* [Given problem]: State how many lines in the listing below include the word "show". Give nothing but the number.

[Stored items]

## BEGIN

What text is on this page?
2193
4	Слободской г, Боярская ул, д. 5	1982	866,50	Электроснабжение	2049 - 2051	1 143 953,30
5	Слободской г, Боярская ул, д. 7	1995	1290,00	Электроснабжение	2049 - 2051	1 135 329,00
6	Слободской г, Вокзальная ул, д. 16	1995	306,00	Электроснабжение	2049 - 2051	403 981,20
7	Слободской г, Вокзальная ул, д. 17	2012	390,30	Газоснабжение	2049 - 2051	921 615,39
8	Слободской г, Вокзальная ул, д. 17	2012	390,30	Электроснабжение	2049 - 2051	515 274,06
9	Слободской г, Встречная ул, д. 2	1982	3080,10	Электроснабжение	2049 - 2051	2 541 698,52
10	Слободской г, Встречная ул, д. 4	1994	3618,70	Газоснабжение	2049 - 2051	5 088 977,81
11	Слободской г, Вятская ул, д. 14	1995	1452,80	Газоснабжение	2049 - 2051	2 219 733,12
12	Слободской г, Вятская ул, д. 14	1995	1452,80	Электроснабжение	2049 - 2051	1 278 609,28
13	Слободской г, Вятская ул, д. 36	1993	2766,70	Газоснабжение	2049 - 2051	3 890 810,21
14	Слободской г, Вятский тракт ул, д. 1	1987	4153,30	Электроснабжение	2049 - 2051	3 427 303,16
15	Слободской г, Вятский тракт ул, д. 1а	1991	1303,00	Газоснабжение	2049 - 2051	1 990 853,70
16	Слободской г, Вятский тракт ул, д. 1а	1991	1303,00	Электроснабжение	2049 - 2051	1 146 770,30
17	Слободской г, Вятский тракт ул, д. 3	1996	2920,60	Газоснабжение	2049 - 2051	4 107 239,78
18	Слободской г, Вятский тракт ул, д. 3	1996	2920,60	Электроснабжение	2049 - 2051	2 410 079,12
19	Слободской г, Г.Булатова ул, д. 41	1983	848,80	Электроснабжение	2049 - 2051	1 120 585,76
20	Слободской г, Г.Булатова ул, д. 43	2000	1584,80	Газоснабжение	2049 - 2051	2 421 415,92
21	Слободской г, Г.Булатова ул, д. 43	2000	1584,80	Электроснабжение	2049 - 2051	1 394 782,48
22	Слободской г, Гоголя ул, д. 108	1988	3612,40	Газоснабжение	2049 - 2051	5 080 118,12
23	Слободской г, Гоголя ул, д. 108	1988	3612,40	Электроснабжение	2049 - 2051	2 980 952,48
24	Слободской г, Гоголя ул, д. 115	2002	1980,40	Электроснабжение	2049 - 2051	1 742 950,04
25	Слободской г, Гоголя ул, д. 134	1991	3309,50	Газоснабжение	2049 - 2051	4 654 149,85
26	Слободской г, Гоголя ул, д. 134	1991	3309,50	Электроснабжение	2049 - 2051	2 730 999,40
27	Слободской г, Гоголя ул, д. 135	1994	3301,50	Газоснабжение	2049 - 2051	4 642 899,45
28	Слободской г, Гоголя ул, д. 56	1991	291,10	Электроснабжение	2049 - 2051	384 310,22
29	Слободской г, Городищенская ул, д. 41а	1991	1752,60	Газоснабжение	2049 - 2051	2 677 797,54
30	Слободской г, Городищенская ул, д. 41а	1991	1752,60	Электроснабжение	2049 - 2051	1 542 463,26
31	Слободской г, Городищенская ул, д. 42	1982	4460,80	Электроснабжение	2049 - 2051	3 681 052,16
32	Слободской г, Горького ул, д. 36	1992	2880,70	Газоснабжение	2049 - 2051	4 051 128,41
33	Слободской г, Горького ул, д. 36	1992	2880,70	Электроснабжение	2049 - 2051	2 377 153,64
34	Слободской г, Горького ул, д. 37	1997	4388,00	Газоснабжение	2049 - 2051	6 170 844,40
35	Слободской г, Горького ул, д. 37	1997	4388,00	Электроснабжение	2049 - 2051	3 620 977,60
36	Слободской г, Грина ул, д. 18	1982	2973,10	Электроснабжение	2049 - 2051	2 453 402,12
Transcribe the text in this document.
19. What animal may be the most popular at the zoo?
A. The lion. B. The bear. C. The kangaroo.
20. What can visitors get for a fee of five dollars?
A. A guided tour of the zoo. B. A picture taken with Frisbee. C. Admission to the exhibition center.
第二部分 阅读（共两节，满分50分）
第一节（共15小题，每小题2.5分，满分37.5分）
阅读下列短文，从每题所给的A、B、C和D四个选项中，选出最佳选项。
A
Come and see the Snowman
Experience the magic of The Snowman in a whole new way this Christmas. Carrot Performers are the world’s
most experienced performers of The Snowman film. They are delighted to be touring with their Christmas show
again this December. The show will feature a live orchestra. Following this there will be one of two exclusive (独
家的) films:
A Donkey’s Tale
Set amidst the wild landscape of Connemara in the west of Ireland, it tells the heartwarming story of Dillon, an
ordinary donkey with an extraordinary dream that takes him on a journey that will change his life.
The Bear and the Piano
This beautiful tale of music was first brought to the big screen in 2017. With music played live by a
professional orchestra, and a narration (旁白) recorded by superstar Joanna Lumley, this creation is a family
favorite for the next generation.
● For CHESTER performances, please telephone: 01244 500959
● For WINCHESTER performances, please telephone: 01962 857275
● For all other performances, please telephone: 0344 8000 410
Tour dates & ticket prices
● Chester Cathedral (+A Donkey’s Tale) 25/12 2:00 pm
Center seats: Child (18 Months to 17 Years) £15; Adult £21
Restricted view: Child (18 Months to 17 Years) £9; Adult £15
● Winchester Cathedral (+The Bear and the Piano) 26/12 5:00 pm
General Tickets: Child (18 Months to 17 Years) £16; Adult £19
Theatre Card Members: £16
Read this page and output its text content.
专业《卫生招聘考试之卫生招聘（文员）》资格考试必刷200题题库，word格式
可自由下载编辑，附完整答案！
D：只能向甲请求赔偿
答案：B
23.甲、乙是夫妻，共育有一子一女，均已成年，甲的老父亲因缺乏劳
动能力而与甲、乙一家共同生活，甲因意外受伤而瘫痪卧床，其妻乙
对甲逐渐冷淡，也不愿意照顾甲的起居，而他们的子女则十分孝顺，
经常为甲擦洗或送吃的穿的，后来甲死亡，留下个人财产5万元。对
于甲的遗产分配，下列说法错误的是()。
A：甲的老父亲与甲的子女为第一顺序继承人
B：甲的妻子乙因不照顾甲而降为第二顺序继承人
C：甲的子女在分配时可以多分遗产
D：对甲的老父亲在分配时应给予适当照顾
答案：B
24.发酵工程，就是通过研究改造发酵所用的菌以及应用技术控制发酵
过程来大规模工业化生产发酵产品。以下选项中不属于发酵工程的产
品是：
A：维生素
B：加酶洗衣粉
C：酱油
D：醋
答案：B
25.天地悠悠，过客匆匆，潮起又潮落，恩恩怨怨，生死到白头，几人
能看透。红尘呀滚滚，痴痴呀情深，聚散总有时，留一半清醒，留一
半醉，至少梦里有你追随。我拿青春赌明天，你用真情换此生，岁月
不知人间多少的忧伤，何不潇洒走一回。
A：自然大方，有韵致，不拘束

## END

* [Solution for this exercise]: 2